Task goal:
Every record that follows must be duplicated exactly, with images left out.

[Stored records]
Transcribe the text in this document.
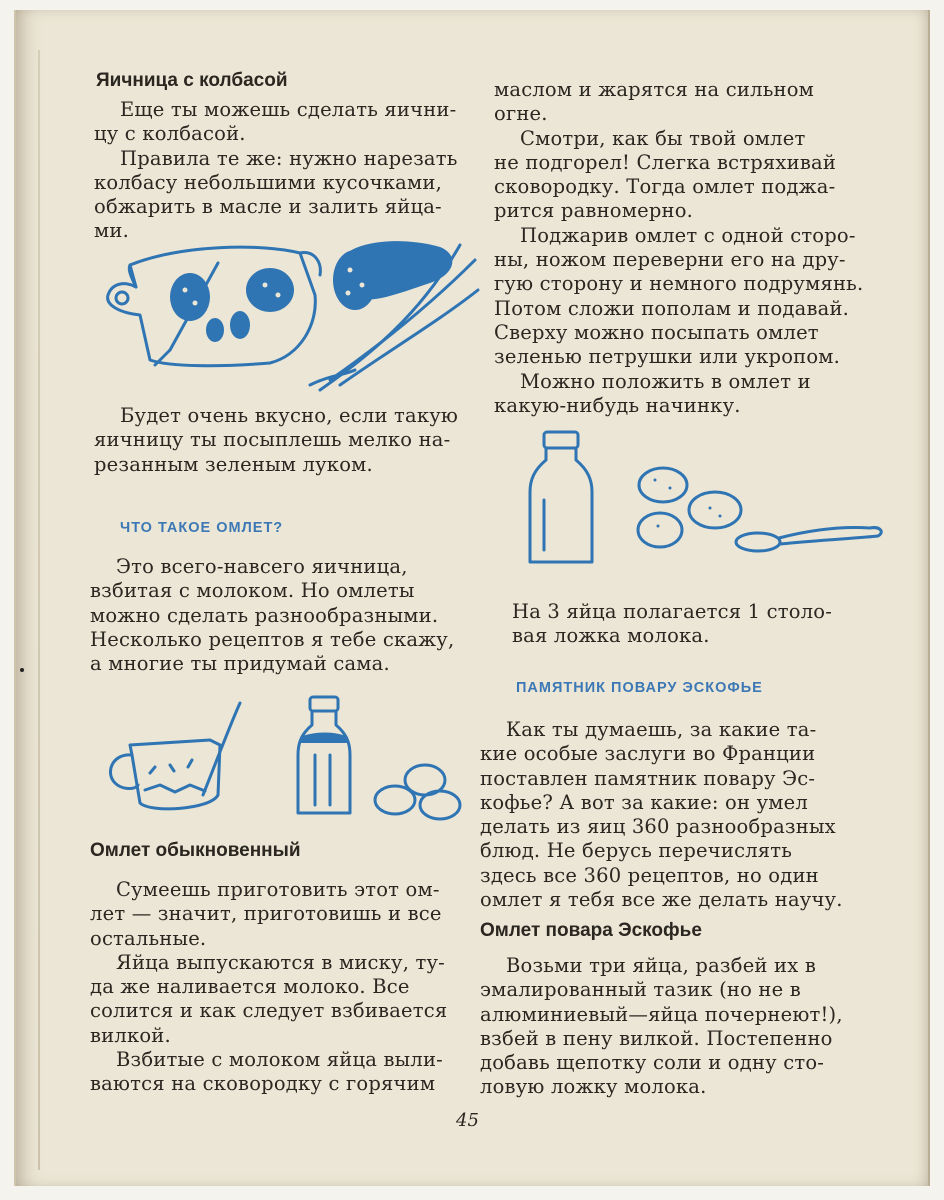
Яичница с колбасой

Еще ты можешь сделать яични-

цу с колбасой.

Правила те же: нужно нарезать

колбасу небольшими кусочками,

обжарить в масле и залить яйца-

ми.

Будет очень вкусно, если такую

яичницу ты посыплешь мелко на-

резанным зеленым луком.

ЧТО ТАКОЕ ОМЛЕТ?

Это всего-навсего яичница,

взбитая с молоком. Но омлеты

можно сделать разнообразными.

Несколько рецептов я тебе скажу,

а многие ты придумай сама.

Омлет обыкновенный

Сумеешь приготовить этот ом-

лет — значит, приготовишь и все

остальные.

Яйца выпускаются в миску, ту-

да же наливается молоко. Все

солится и как следует взбивается

вилкой.

Взбитые с молоком яйца выли-

ваются на сковородку с горячим

маслом и жарятся на сильном

огне.

Смотри, как бы твой омлет

не подгорел! Слегка встряхивай

сковородку. Тогда омлет поджа-

рится равномерно.

Поджарив омлет с одной сторо-

ны, ножом переверни его на дру-

гую сторону и немного подрумянь.

Потом сложи пополам и подавай.

Сверху можно посыпать омлет

зеленью петрушки или укропом.

Можно положить в омлет и

какую-нибудь начинку.

На 3 яйца полагается 1 столо-

вая ложка молока.

ПАМЯТНИК ПОВАРУ ЭСКОФЬЕ

Как ты думаешь, за какие та-

кие особые заслуги во Франции

поставлен памятник повару Эс-

кофье? А вот за какие: он умел

делать из яиц 360 разнообразных

блюд. Не берусь перечислять

здесь все 360 рецептов, но один

омлет я тебя все же делать научу.

Омлет повара Эскофье

Возьми три яйца, разбей их в

эмалированный тазик (но не в

алюминиевый—яйца почернеют!),

взбей в пену вилкой. Постепенно

добавь щепотку соли и одну сто-

ловую ложку молока.

45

Task output:
Transcribe the text in this document.
Яичница с колбасой

Еще ты можешь сделать яични-

цу с колбасой.

Правила те же: нужно нарезать

колбасу небольшими кусочками,

обжарить в масле и залить яйца-

ми.

Будет очень вкусно, если такую

яичницу ты посыплешь мелко на-

резанным зеленым луком.

ЧТО ТАКОЕ ОМЛЕТ?

Это всего-навсего яичница,

взбитая с молоком. Но омлеты

можно сделать разнообразными.

Несколько рецептов я тебе скажу,

а многие ты придумай сама.

Омлет обыкновенный

Сумеешь приготовить этот ом-

лет — значит, приготовишь и все

остальные.

Яйца выпускаются в миску, ту-

да же наливается молоко. Все

солится и как следует взбивается

вилкой.

Взбитые с молоком яйца выли-

ваются на сковородку с горячим

маслом и жарятся на сильном

огне.

Смотри, как бы твой омлет

не подгорел! Слегка встряхивай

сковородку. Тогда омлет поджа-

рится равномерно.

Поджарив омлет с одной сторо-

ны, ножом переверни его на дру-

гую сторону и немного подрумянь.

Потом сложи пополам и подавай.

Сверху можно посыпать омлет

зеленью петрушки или укропом.

Можно положить в омлет и

какую-нибудь начинку.

На 3 яйца полагается 1 столо-

вая ложка молока.

ПАМЯТНИК ПОВАРУ ЭСКОФЬЕ

Как ты думаешь, за какие та-

кие особые заслуги во Франции

поставлен памятник повару Эс-

кофье? А вот за какие: он умел

делать из яиц 360 разнообразных

блюд. Не берусь перечислять

здесь все 360 рецептов, но один

омлет я тебя все же делать научу.

Омлет повара Эскофье

Возьми три яйца, разбей их в

эмалированный тазик (но не в

алюминиевый—яйца почернеют!),

взбей в пену вилкой. Постепенно

добавь щепотку соли и одну сто-

ловую ложку молока.

45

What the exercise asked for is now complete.